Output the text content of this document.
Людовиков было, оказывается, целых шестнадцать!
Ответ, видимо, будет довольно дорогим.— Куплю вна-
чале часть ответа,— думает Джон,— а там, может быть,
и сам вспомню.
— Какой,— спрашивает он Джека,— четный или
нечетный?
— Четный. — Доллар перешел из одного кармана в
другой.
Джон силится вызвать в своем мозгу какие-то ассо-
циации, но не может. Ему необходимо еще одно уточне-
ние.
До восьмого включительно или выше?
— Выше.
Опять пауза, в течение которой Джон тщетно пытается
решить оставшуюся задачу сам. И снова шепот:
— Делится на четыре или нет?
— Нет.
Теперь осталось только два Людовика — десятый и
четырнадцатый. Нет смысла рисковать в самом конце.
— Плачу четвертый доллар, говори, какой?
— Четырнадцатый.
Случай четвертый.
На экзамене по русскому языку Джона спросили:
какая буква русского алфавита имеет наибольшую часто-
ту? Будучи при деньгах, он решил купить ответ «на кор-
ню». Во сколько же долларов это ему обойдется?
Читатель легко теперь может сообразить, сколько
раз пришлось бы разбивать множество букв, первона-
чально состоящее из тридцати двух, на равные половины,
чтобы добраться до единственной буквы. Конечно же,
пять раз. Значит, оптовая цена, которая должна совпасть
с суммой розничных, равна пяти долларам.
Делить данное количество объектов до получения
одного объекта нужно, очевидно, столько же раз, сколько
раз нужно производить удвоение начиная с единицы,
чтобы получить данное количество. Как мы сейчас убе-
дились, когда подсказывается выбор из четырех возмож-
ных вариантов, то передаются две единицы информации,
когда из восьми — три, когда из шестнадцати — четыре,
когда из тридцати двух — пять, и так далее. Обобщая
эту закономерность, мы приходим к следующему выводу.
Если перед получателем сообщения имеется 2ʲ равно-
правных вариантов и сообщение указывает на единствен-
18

#### [EXERCISE]
Write an exact transcription of every entry above.

#### [WORKED SOLUTION]
Output the text content of this document.
Людовиков было, оказывается, целых шестнадцать!
Ответ, видимо, будет довольно дорогим.— Куплю вна-
чале часть ответа,— думает Джон,— а там, может быть,
и сам вспомню.
— Какой,— спрашивает он Джека,— четный или
нечетный?
— Четный. — Доллар перешел из одного кармана в
другой.
Джон силится вызвать в своем мозгу какие-то ассо-
циации, но не может. Ему необходимо еще одно уточне-
ние.
До восьмого включительно или выше?
— Выше.
Опять пауза, в течение которой Джон тщетно пытается
решить оставшуюся задачу сам. И снова шепот:
— Делится на четыре или нет?
— Нет.
Теперь осталось только два Людовика — десятый и
четырнадцатый. Нет смысла рисковать в самом конце.
— Плачу четвертый доллар, говори, какой?
— Четырнадцатый.
Случай четвертый.
На экзамене по русскому языку Джона спросили:
какая буква русского алфавита имеет наибольшую часто-
ту? Будучи при деньгах, он решил купить ответ «на кор-
ню». Во сколько же долларов это ему обойдется?
Читатель легко теперь может сообразить, сколько
раз пришлось бы разбивать множество букв, первона-
чально состоящее из тридцати двух, на равные половины,
чтобы добраться до единственной буквы. Конечно же,
пять раз. Значит, оптовая цена, которая должна совпасть
с суммой розничных, равна пяти долларам.
Делить данное количество объектов до получения
одного объекта нужно, очевидно, столько же раз, сколько
раз нужно производить удвоение начиная с единицы,
чтобы получить данное количество. Как мы сейчас убе-
дились, когда подсказывается выбор из четырех возмож-
ных вариантов, то передаются две единицы информации,
когда из восьми — три, когда из шестнадцати — четыре,
когда из тридцати двух — пять, и так далее. Обобщая
эту закономерность, мы приходим к следующему выводу.
Если перед получателем сообщения имеется 2ʲ равно-
правных вариантов и сообщение указывает на единствен-
18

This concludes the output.